- RECORDS FOR THIS TASK
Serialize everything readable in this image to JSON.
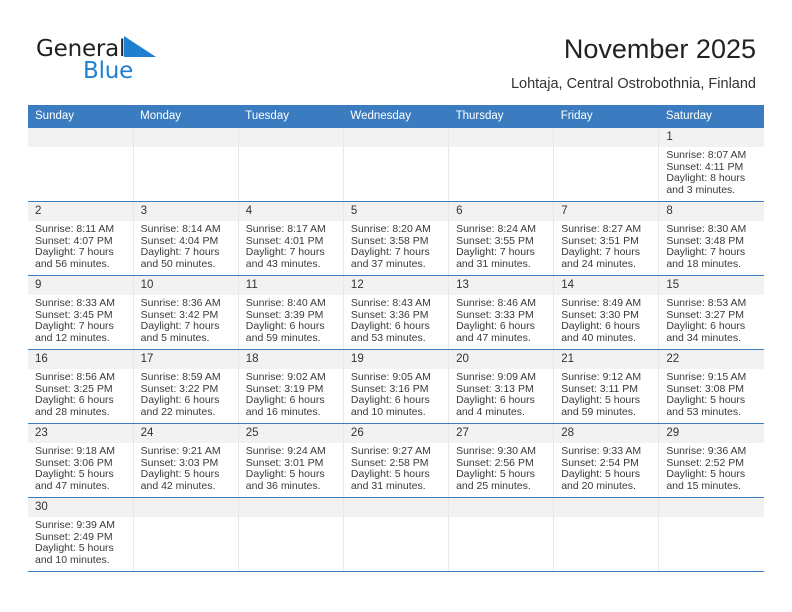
{
  "brand": {
    "word1": "General",
    "word2": "Blue",
    "triangle_color": "#1f7fd0",
    "logo_icon": "general-blue-logo"
  },
  "header": {
    "title": "November 2025",
    "subtitle": "Lohtaja, Central Ostrobothnia, Finland",
    "accent_color": "#3b7cc0"
  },
  "calendar": {
    "weekday_headers": [
      "Sunday",
      "Monday",
      "Tuesday",
      "Wednesday",
      "Thursday",
      "Friday",
      "Saturday"
    ],
    "labels": {
      "sunrise": "Sunrise:",
      "sunset": "Sunset:",
      "daylight": "Daylight:"
    },
    "weeks": [
      [
        {
          "day": "",
          "blank": true
        },
        {
          "day": "",
          "blank": true
        },
        {
          "day": "",
          "blank": true
        },
        {
          "day": "",
          "blank": true
        },
        {
          "day": "",
          "blank": true
        },
        {
          "day": "",
          "blank": true
        },
        {
          "day": "1",
          "sunrise": "Sunrise: 8:07 AM",
          "sunset": "Sunset: 4:11 PM",
          "daylight1": "Daylight: 8 hours",
          "daylight2": "and 3 minutes."
        }
      ],
      [
        {
          "day": "2",
          "sunrise": "Sunrise: 8:11 AM",
          "sunset": "Sunset: 4:07 PM",
          "daylight1": "Daylight: 7 hours",
          "daylight2": "and 56 minutes."
        },
        {
          "day": "3",
          "sunrise": "Sunrise: 8:14 AM",
          "sunset": "Sunset: 4:04 PM",
          "daylight1": "Daylight: 7 hours",
          "daylight2": "and 50 minutes."
        },
        {
          "day": "4",
          "sunrise": "Sunrise: 8:17 AM",
          "sunset": "Sunset: 4:01 PM",
          "daylight1": "Daylight: 7 hours",
          "daylight2": "and 43 minutes."
        },
        {
          "day": "5",
          "sunrise": "Sunrise: 8:20 AM",
          "sunset": "Sunset: 3:58 PM",
          "daylight1": "Daylight: 7 hours",
          "daylight2": "and 37 minutes."
        },
        {
          "day": "6",
          "sunrise": "Sunrise: 8:24 AM",
          "sunset": "Sunset: 3:55 PM",
          "daylight1": "Daylight: 7 hours",
          "daylight2": "and 31 minutes."
        },
        {
          "day": "7",
          "sunrise": "Sunrise: 8:27 AM",
          "sunset": "Sunset: 3:51 PM",
          "daylight1": "Daylight: 7 hours",
          "daylight2": "and 24 minutes."
        },
        {
          "day": "8",
          "sunrise": "Sunrise: 8:30 AM",
          "sunset": "Sunset: 3:48 PM",
          "daylight1": "Daylight: 7 hours",
          "daylight2": "and 18 minutes."
        }
      ],
      [
        {
          "day": "9",
          "sunrise": "Sunrise: 8:33 AM",
          "sunset": "Sunset: 3:45 PM",
          "daylight1": "Daylight: 7 hours",
          "daylight2": "and 12 minutes."
        },
        {
          "day": "10",
          "sunrise": "Sunrise: 8:36 AM",
          "sunset": "Sunset: 3:42 PM",
          "daylight1": "Daylight: 7 hours",
          "daylight2": "and 5 minutes."
        },
        {
          "day": "11",
          "sunrise": "Sunrise: 8:40 AM",
          "sunset": "Sunset: 3:39 PM",
          "daylight1": "Daylight: 6 hours",
          "daylight2": "and 59 minutes."
        },
        {
          "day": "12",
          "sunrise": "Sunrise: 8:43 AM",
          "sunset": "Sunset: 3:36 PM",
          "daylight1": "Daylight: 6 hours",
          "daylight2": "and 53 minutes."
        },
        {
          "day": "13",
          "sunrise": "Sunrise: 8:46 AM",
          "sunset": "Sunset: 3:33 PM",
          "daylight1": "Daylight: 6 hours",
          "daylight2": "and 47 minutes."
        },
        {
          "day": "14",
          "sunrise": "Sunrise: 8:49 AM",
          "sunset": "Sunset: 3:30 PM",
          "daylight1": "Daylight: 6 hours",
          "daylight2": "and 40 minutes."
        },
        {
          "day": "15",
          "sunrise": "Sunrise: 8:53 AM",
          "sunset": "Sunset: 3:27 PM",
          "daylight1": "Daylight: 6 hours",
          "daylight2": "and 34 minutes."
        }
      ],
      [
        {
          "day": "16",
          "sunrise": "Sunrise: 8:56 AM",
          "sunset": "Sunset: 3:25 PM",
          "daylight1": "Daylight: 6 hours",
          "daylight2": "and 28 minutes."
        },
        {
          "day": "17",
          "sunrise": "Sunrise: 8:59 AM",
          "sunset": "Sunset: 3:22 PM",
          "daylight1": "Daylight: 6 hours",
          "daylight2": "and 22 minutes."
        },
        {
          "day": "18",
          "sunrise": "Sunrise: 9:02 AM",
          "sunset": "Sunset: 3:19 PM",
          "daylight1": "Daylight: 6 hours",
          "daylight2": "and 16 minutes."
        },
        {
          "day": "19",
          "sunrise": "Sunrise: 9:05 AM",
          "sunset": "Sunset: 3:16 PM",
          "daylight1": "Daylight: 6 hours",
          "daylight2": "and 10 minutes."
        },
        {
          "day": "20",
          "sunrise": "Sunrise: 9:09 AM",
          "sunset": "Sunset: 3:13 PM",
          "daylight1": "Daylight: 6 hours",
          "daylight2": "and 4 minutes."
        },
        {
          "day": "21",
          "sunrise": "Sunrise: 9:12 AM",
          "sunset": "Sunset: 3:11 PM",
          "daylight1": "Daylight: 5 hours",
          "daylight2": "and 59 minutes."
        },
        {
          "day": "22",
          "sunrise": "Sunrise: 9:15 AM",
          "sunset": "Sunset: 3:08 PM",
          "daylight1": "Daylight: 5 hours",
          "daylight2": "and 53 minutes."
        }
      ],
      [
        {
          "day": "23",
          "sunrise": "Sunrise: 9:18 AM",
          "sunset": "Sunset: 3:06 PM",
          "daylight1": "Daylight: 5 hours",
          "daylight2": "and 47 minutes."
        },
        {
          "day": "24",
          "sunrise": "Sunrise: 9:21 AM",
          "sunset": "Sunset: 3:03 PM",
          "daylight1": "Daylight: 5 hours",
          "daylight2": "and 42 minutes."
        },
        {
          "day": "25",
          "sunrise": "Sunrise: 9:24 AM",
          "sunset": "Sunset: 3:01 PM",
          "daylight1": "Daylight: 5 hours",
          "daylight2": "and 36 minutes."
        },
        {
          "day": "26",
          "sunrise": "Sunrise: 9:27 AM",
          "sunset": "Sunset: 2:58 PM",
          "daylight1": "Daylight: 5 hours",
          "daylight2": "and 31 minutes."
        },
        {
          "day": "27",
          "sunrise": "Sunrise: 9:30 AM",
          "sunset": "Sunset: 2:56 PM",
          "daylight1": "Daylight: 5 hours",
          "daylight2": "and 25 minutes."
        },
        {
          "day": "28",
          "sunrise": "Sunrise: 9:33 AM",
          "sunset": "Sunset: 2:54 PM",
          "daylight1": "Daylight: 5 hours",
          "daylight2": "and 20 minutes."
        },
        {
          "day": "29",
          "sunrise": "Sunrise: 9:36 AM",
          "sunset": "Sunset: 2:52 PM",
          "daylight1": "Daylight: 5 hours",
          "daylight2": "and 15 minutes."
        }
      ],
      [
        {
          "day": "30",
          "sunrise": "Sunrise: 9:39 AM",
          "sunset": "Sunset: 2:49 PM",
          "daylight1": "Daylight: 5 hours",
          "daylight2": "and 10 minutes."
        },
        {
          "day": "",
          "blank": true
        },
        {
          "day": "",
          "blank": true
        },
        {
          "day": "",
          "blank": true
        },
        {
          "day": "",
          "blank": true
        },
        {
          "day": "",
          "blank": true
        },
        {
          "day": "",
          "blank": true
        }
      ]
    ]
  }
}
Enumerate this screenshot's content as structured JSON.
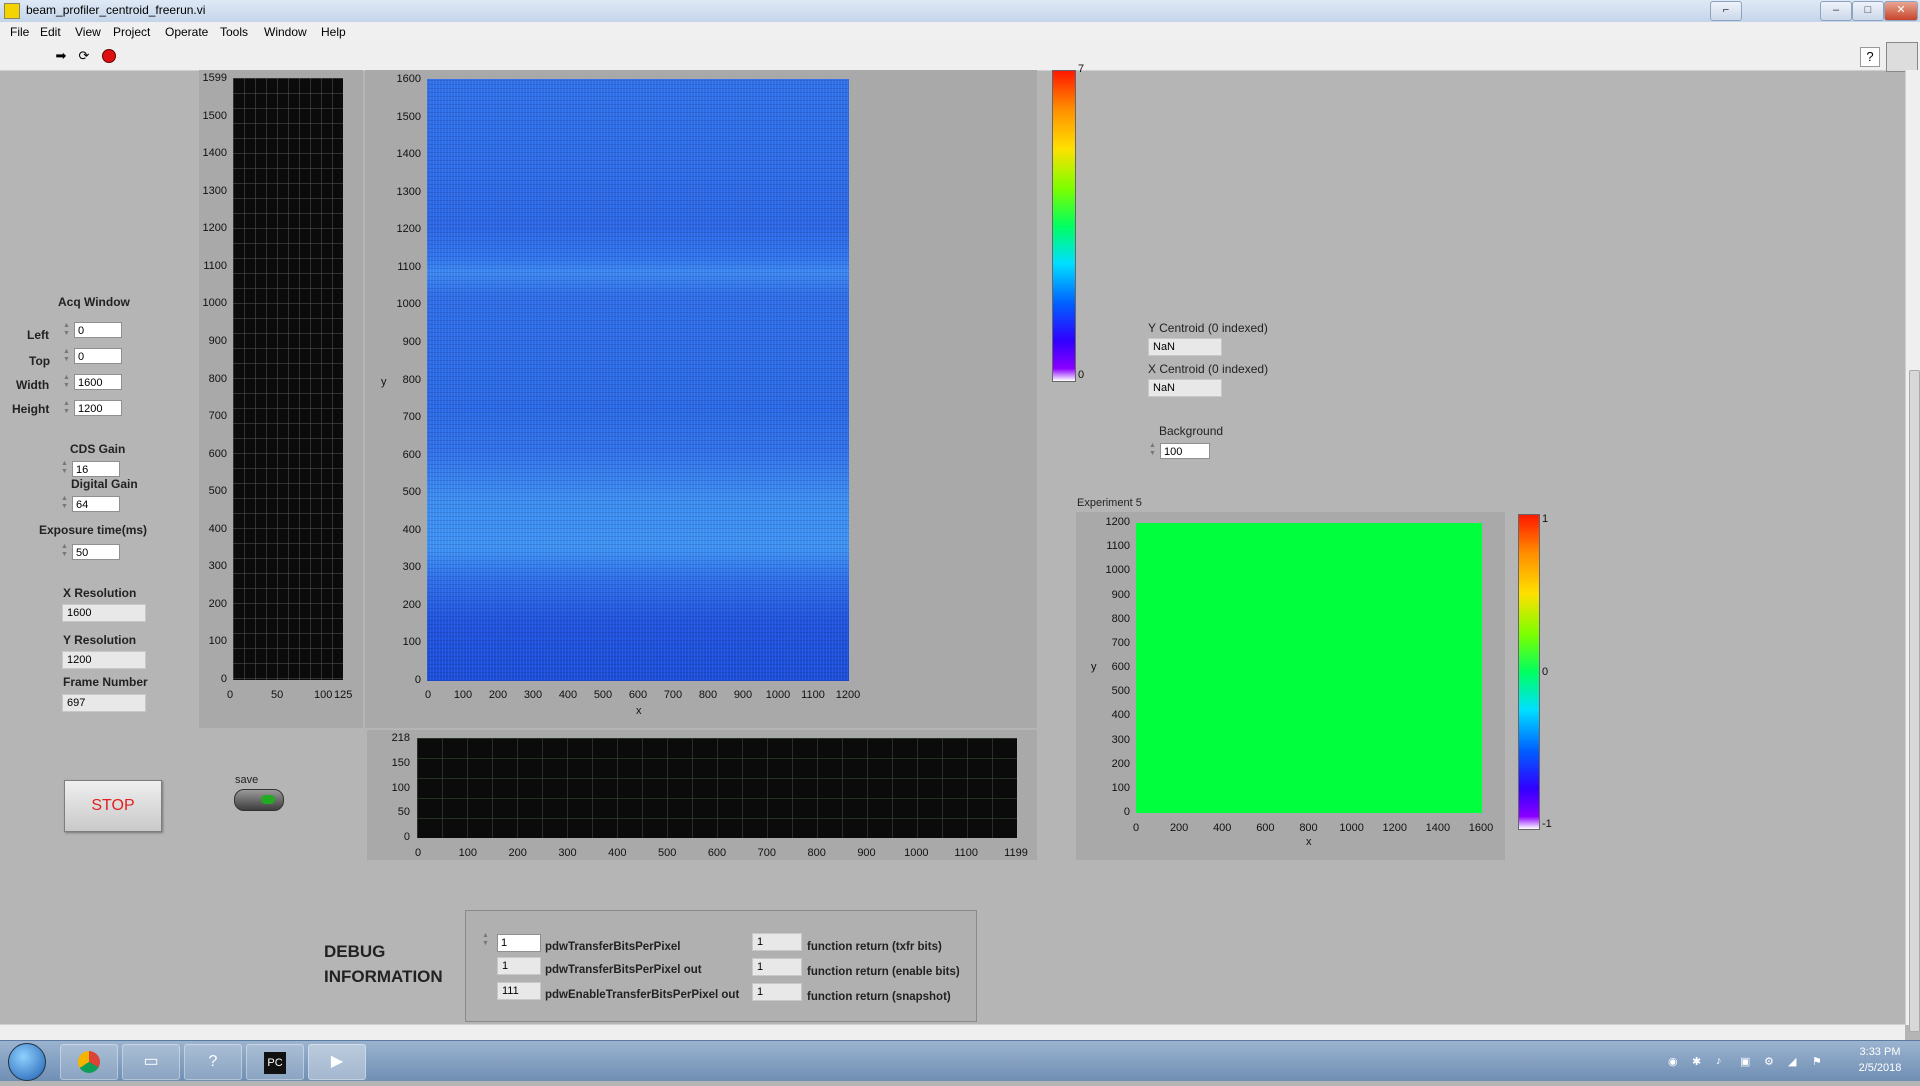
{
  "window": {
    "title": "beam_profiler_centroid_freerun.vi"
  },
  "menu": [
    "File",
    "Edit",
    "View",
    "Project",
    "Operate",
    "Tools",
    "Window",
    "Help"
  ],
  "acq_window": {
    "heading": "Acq Window",
    "left_label": "Left",
    "left_value": "0",
    "top_label": "Top",
    "top_value": "0",
    "width_label": "Width",
    "width_value": "1600",
    "height_label": "Height",
    "height_value": "1200"
  },
  "cds_gain": {
    "label": "CDS Gain",
    "value": "16"
  },
  "digital_gain": {
    "label": "Digital Gain",
    "value": "64"
  },
  "exposure": {
    "label": "Exposure time(ms)",
    "value": "50"
  },
  "x_resolution": {
    "label": "X Resolution",
    "value": "1600"
  },
  "y_resolution": {
    "label": "Y Resolution",
    "value": "1200"
  },
  "frame_number": {
    "label": "Frame Number",
    "value": "697"
  },
  "stop_button": {
    "label": "STOP"
  },
  "save_switch": {
    "label": "save"
  },
  "side_profile": {
    "y_ticks": [
      "1599",
      "1500",
      "1400",
      "1300",
      "1200",
      "1100",
      "1000",
      "900",
      "800",
      "700",
      "600",
      "500",
      "400",
      "300",
      "200",
      "100",
      "0"
    ],
    "x_ticks": [
      "0",
      "50",
      "100",
      "125"
    ]
  },
  "main_image": {
    "y_label": "y",
    "x_label": "x",
    "y_ticks": [
      "1600",
      "1500",
      "1400",
      "1300",
      "1200",
      "1100",
      "1000",
      "900",
      "800",
      "700",
      "600",
      "500",
      "400",
      "300",
      "200",
      "100",
      "0"
    ],
    "x_ticks": [
      "0",
      "100",
      "200",
      "300",
      "400",
      "500",
      "600",
      "700",
      "800",
      "900",
      "1000",
      "1100",
      "1200"
    ]
  },
  "bottom_profile": {
    "y_ticks": [
      "218",
      "150",
      "100",
      "50",
      "0"
    ],
    "x_ticks": [
      "0",
      "100",
      "200",
      "300",
      "400",
      "500",
      "600",
      "700",
      "800",
      "900",
      "1000",
      "1100",
      "1199"
    ]
  },
  "main_colorbar": {
    "top_tick": "7",
    "bottom_tick": "0"
  },
  "y_centroid": {
    "label": "Y Centroid (0 indexed)",
    "value": "NaN"
  },
  "x_centroid": {
    "label": "X Centroid (0 indexed)",
    "value": "NaN"
  },
  "background": {
    "label": "Background",
    "value": "100"
  },
  "experiment": {
    "label": "Experiment 5",
    "y_label": "y",
    "x_label": "x",
    "y_ticks": [
      "1200",
      "1100",
      "1000",
      "900",
      "800",
      "700",
      "600",
      "500",
      "400",
      "300",
      "200",
      "100",
      "0"
    ],
    "x_ticks": [
      "0",
      "200",
      "400",
      "600",
      "800",
      "1000",
      "1200",
      "1400",
      "1600"
    ],
    "fill_color": "#00ff3c",
    "colorbar_ticks": [
      "1",
      "0",
      "-1"
    ]
  },
  "debug": {
    "heading_line1": "DEBUG",
    "heading_line2": "INFORMATION",
    "rows": [
      {
        "value": "1",
        "label": "pdwTransferBitsPerPixel",
        "ret_value": "1",
        "ret_label": "function return (txfr bits)"
      },
      {
        "value": "1",
        "label": "pdwTransferBitsPerPixel out",
        "ret_value": "1",
        "ret_label": "function return (enable bits)"
      },
      {
        "value": "111",
        "label": "pdwEnableTransferBitsPerPixel out",
        "ret_value": "1",
        "ret_label": "function return (snapshot)"
      }
    ]
  },
  "taskbar": {
    "time": "3:33 PM",
    "date": "2/5/2018",
    "apps": [
      "windows-start-icon",
      "chrome-icon",
      "explorer-icon",
      "help-icon",
      "pycharm-icon",
      "labview-icon"
    ]
  },
  "colors": {
    "panel": "#b5b5b5",
    "plot_bg": "#0b0b0b",
    "image_blue": "#1f63e6",
    "stop_text": "#e02020"
  }
}
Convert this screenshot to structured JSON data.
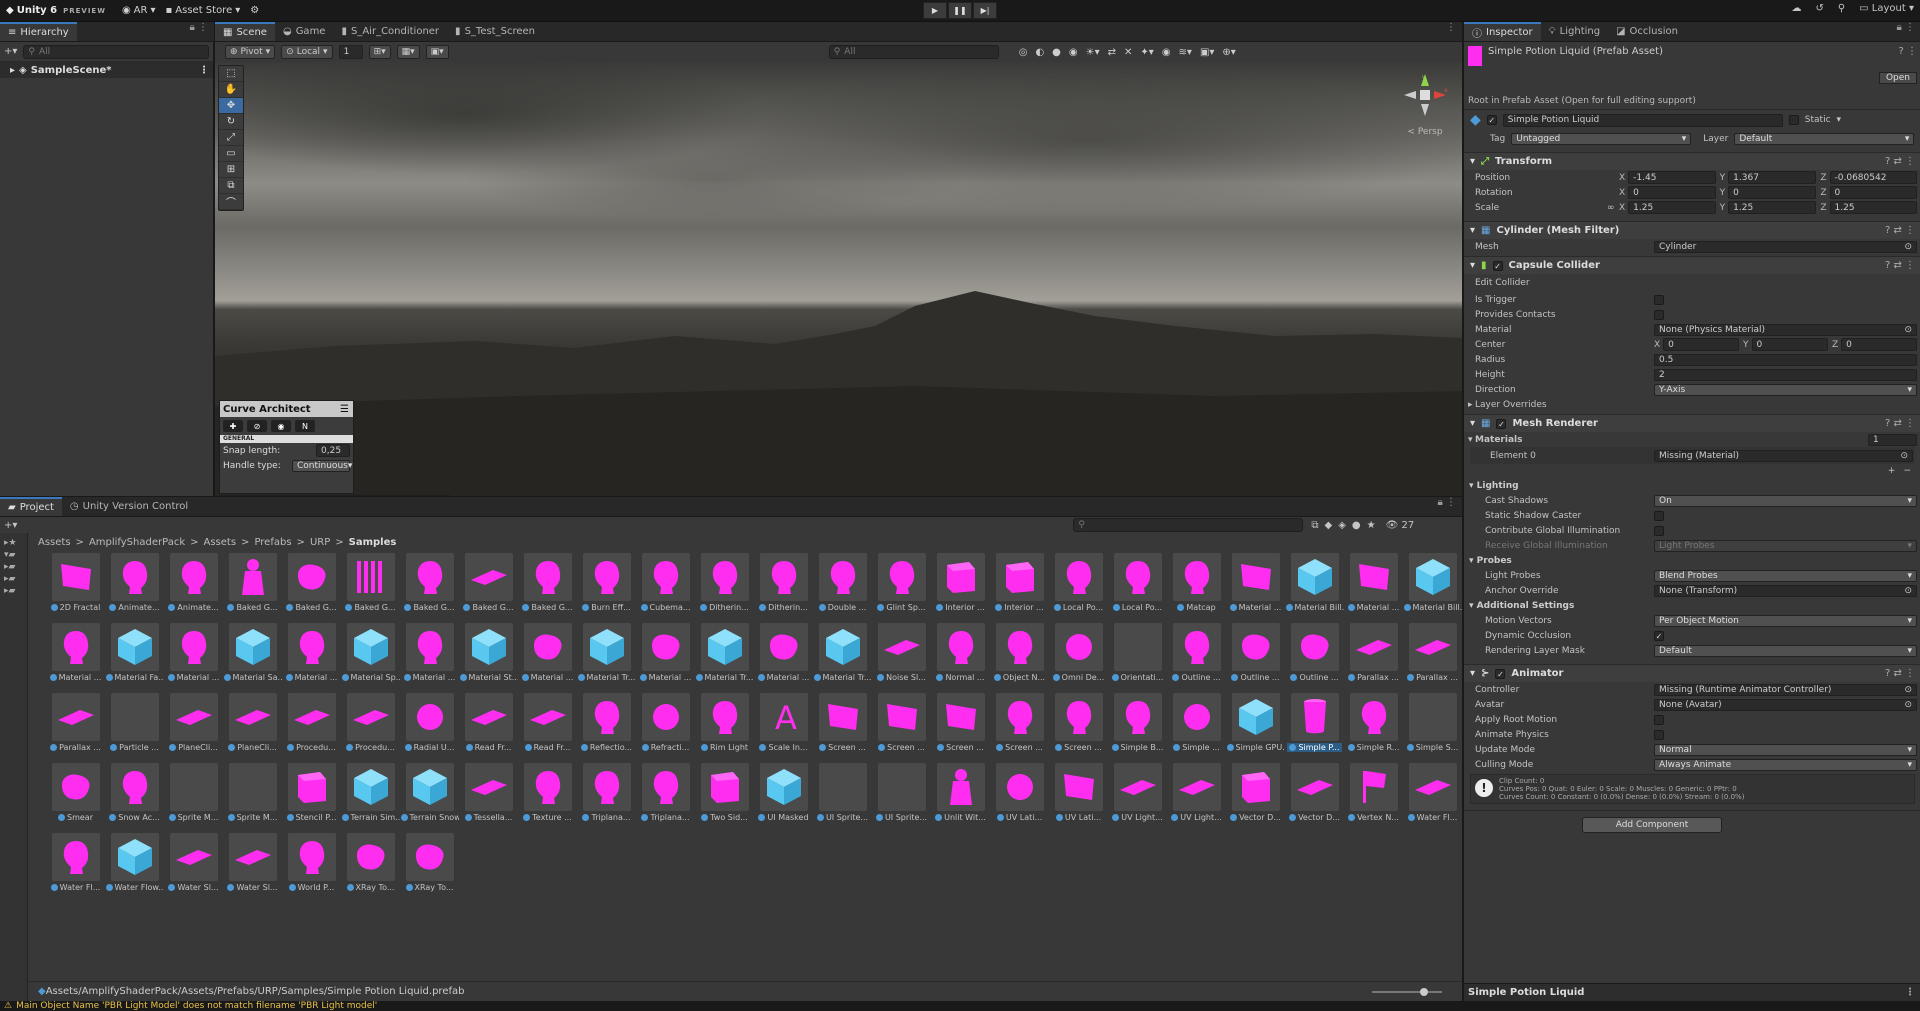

- DESCRIPTION OF THE TASK
Find the string "JSON" in the records, then copy each line where it occurs.

- TASK ANSWER
Serialize everything readable in this image to JSON.
Enumerate this screenshot's content as structured JSON.
Convert this screenshot to structured JSON data.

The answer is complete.